YOUR OBJECTIVE | Print all the entries verbatim.

** Start of DATA LISTING **

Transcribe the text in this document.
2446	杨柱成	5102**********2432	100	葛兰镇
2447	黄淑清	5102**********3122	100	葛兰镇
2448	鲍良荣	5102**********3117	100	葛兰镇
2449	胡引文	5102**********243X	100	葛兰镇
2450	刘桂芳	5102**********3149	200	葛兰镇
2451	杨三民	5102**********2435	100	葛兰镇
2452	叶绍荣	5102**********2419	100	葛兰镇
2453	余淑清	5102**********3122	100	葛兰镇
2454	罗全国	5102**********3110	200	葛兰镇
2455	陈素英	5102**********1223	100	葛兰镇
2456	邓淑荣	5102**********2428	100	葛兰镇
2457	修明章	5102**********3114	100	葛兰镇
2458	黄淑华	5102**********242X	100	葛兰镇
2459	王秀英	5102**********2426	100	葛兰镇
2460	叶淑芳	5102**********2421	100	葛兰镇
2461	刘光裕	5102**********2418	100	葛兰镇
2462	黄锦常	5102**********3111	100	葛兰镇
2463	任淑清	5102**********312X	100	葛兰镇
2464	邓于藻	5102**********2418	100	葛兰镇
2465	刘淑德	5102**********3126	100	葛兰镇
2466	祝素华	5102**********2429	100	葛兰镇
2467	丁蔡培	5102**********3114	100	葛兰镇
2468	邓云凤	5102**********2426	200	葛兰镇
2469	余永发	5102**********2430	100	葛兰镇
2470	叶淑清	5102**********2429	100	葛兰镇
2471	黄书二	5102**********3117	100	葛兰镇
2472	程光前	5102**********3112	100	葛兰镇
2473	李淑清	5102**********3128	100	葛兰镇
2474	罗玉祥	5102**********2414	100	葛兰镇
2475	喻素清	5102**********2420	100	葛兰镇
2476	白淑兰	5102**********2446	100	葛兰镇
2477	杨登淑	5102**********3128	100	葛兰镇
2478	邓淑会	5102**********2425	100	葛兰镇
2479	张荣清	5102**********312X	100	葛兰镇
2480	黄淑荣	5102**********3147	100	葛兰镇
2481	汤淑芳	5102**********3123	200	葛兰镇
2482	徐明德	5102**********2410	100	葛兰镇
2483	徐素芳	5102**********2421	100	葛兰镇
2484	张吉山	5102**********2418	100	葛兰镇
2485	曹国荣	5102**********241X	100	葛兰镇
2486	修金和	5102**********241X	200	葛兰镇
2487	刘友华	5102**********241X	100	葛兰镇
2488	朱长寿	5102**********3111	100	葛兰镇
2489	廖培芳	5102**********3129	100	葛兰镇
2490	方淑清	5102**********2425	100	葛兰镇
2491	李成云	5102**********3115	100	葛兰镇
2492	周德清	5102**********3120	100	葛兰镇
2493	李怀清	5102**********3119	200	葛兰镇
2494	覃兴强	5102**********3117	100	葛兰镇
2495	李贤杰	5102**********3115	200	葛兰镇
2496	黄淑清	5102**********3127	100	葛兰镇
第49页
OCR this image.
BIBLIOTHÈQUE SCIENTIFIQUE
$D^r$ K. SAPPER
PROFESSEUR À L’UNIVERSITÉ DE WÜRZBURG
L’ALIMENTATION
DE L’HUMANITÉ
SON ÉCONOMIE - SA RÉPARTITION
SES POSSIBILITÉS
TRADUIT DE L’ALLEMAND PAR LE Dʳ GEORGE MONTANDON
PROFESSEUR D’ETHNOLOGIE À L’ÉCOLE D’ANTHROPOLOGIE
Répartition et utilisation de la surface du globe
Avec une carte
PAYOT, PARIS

** End of DATA LISTING **

WRITTEN SOLUTION |
Transcribe the text in this document.
2446	杨柱成	5102**********2432	100	葛兰镇
2447	黄淑清	5102**********3122	100	葛兰镇
2448	鲍良荣	5102**********3117	100	葛兰镇
2449	胡引文	5102**********243X	100	葛兰镇
2450	刘桂芳	5102**********3149	200	葛兰镇
2451	杨三民	5102**********2435	100	葛兰镇
2452	叶绍荣	5102**********2419	100	葛兰镇
2453	余淑清	5102**********3122	100	葛兰镇
2454	罗全国	5102**********3110	200	葛兰镇
2455	陈素英	5102**********1223	100	葛兰镇
2456	邓淑荣	5102**********2428	100	葛兰镇
2457	修明章	5102**********3114	100	葛兰镇
2458	黄淑华	5102**********242X	100	葛兰镇
2459	王秀英	5102**********2426	100	葛兰镇
2460	叶淑芳	5102**********2421	100	葛兰镇
2461	刘光裕	5102**********2418	100	葛兰镇
2462	黄锦常	5102**********3111	100	葛兰镇
2463	任淑清	5102**********312X	100	葛兰镇
2464	邓于藻	5102**********2418	100	葛兰镇
2465	刘淑德	5102**********3126	100	葛兰镇
2466	祝素华	5102**********2429	100	葛兰镇
2467	丁蔡培	5102**********3114	100	葛兰镇
2468	邓云凤	5102**********2426	200	葛兰镇
2469	余永发	5102**********2430	100	葛兰镇
2470	叶淑清	5102**********2429	100	葛兰镇
2471	黄书二	5102**********3117	100	葛兰镇
2472	程光前	5102**********3112	100	葛兰镇
2473	李淑清	5102**********3128	100	葛兰镇
2474	罗玉祥	5102**********2414	100	葛兰镇
2475	喻素清	5102**********2420	100	葛兰镇
2476	白淑兰	5102**********2446	100	葛兰镇
2477	杨登淑	5102**********3128	100	葛兰镇
2478	邓淑会	5102**********2425	100	葛兰镇
2479	张荣清	5102**********312X	100	葛兰镇
2480	黄淑荣	5102**********3147	100	葛兰镇
2481	汤淑芳	5102**********3123	200	葛兰镇
2482	徐明德	5102**********2410	100	葛兰镇
2483	徐素芳	5102**********2421	100	葛兰镇
2484	张吉山	5102**********2418	100	葛兰镇
2485	曹国荣	5102**********241X	100	葛兰镇
2486	修金和	5102**********241X	200	葛兰镇
2487	刘友华	5102**********241X	100	葛兰镇
2488	朱长寿	5102**********3111	100	葛兰镇
2489	廖培芳	5102**********3129	100	葛兰镇
2490	方淑清	5102**********2425	100	葛兰镇
2491	李成云	5102**********3115	100	葛兰镇
2492	周德清	5102**********3120	100	葛兰镇
2493	李怀清	5102**********3119	200	葛兰镇
2494	覃兴强	5102**********3117	100	葛兰镇
2495	李贤杰	5102**********3115	200	葛兰镇
2496	黄淑清	5102**********3127	100	葛兰镇
第49页
OCR this image.
BIBLIOTHÈQUE SCIENTIFIQUE
$D^r$ K. SAPPER
PROFESSEUR À L’UNIVERSITÉ DE WÜRZBURG
L’ALIMENTATION
DE L’HUMANITÉ
SON ÉCONOMIE - SA RÉPARTITION
SES POSSIBILITÉS
TRADUIT DE L’ALLEMAND PAR LE Dʳ GEORGE MONTANDON
PROFESSEUR D’ETHNOLOGIE À L’ÉCOLE D’ANTHROPOLOGIE
Répartition et utilisation de la surface du globe
Avec une carte
PAYOT, PARIS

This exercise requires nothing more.